Consigne: Indiquez le nombre de lignes ci-dessous contenant la chaîne « capacity », en respectant la casse, et ne donnez que ce nombre.

---------- Données de l'exercice ----------

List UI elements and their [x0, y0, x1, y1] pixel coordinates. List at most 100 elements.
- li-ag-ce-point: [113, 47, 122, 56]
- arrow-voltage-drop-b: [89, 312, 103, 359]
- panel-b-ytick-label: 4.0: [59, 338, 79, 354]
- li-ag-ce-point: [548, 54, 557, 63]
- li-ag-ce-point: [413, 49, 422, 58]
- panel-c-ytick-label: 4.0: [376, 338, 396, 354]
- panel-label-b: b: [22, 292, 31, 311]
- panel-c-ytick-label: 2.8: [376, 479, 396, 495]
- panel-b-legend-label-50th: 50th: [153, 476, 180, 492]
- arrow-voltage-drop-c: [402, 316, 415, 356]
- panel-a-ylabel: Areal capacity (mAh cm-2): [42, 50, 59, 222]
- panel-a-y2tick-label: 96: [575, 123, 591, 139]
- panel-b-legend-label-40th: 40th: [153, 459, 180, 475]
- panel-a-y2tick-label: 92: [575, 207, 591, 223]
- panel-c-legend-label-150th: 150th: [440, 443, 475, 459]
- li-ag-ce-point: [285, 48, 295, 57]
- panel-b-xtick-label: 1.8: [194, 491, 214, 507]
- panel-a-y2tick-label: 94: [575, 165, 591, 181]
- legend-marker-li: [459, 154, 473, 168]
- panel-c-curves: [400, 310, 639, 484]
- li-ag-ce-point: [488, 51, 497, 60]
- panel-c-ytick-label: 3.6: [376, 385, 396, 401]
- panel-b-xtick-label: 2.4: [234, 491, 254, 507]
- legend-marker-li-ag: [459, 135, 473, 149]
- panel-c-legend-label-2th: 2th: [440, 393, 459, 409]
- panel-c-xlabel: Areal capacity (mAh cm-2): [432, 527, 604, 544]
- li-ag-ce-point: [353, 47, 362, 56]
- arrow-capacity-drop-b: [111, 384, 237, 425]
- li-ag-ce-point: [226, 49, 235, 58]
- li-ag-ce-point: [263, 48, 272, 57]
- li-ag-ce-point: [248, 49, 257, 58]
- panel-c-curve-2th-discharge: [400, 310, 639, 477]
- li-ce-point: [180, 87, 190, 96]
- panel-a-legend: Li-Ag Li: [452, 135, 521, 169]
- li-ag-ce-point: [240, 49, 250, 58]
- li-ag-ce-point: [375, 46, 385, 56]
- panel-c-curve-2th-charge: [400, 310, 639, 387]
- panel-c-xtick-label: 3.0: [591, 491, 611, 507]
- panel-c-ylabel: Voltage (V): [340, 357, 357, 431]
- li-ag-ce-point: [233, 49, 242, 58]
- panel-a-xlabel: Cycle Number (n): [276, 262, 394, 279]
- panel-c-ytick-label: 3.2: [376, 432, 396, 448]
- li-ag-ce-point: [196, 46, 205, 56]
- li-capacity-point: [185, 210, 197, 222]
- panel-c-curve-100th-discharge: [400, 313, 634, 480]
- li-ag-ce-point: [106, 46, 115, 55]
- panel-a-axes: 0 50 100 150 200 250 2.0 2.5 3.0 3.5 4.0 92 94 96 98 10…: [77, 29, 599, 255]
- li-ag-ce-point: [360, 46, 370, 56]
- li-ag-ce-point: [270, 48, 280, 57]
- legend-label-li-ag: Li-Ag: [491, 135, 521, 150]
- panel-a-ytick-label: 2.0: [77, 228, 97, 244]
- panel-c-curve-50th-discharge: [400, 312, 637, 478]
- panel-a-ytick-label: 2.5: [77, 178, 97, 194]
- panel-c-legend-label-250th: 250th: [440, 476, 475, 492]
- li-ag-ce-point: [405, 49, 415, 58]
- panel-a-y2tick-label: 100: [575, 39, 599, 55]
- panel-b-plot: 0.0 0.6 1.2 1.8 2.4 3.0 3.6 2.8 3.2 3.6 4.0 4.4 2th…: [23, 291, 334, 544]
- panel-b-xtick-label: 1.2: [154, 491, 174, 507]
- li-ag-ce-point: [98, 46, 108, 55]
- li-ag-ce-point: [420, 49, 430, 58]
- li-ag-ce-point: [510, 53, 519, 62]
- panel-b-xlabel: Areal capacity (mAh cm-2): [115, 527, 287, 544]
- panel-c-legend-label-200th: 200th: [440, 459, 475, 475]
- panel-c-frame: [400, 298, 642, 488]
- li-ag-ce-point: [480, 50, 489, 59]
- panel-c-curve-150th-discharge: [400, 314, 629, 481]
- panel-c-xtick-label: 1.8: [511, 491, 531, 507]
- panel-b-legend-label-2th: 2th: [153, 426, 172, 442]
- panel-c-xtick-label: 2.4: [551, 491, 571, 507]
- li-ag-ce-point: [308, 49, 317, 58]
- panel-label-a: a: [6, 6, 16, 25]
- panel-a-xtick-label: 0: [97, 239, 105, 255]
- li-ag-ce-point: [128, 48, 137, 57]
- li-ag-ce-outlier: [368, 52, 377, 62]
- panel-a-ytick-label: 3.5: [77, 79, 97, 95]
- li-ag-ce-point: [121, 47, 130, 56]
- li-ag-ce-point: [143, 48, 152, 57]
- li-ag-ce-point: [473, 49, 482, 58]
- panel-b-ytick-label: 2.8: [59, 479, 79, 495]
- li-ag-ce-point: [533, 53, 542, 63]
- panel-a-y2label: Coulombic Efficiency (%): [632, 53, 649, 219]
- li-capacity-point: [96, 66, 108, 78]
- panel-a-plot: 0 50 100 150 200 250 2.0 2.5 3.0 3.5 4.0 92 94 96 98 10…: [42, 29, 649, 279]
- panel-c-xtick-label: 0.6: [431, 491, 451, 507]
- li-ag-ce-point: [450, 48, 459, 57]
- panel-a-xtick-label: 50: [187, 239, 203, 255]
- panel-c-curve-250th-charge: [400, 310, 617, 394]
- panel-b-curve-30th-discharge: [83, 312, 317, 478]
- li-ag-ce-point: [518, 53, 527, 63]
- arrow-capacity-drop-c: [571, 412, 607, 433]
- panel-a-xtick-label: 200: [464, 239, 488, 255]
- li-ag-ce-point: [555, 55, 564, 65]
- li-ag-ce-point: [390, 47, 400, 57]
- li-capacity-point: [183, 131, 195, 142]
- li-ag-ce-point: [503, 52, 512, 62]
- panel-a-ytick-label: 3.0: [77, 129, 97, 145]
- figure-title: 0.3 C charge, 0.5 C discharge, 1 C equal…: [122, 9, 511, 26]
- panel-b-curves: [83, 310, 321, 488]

----------

Réponse: 8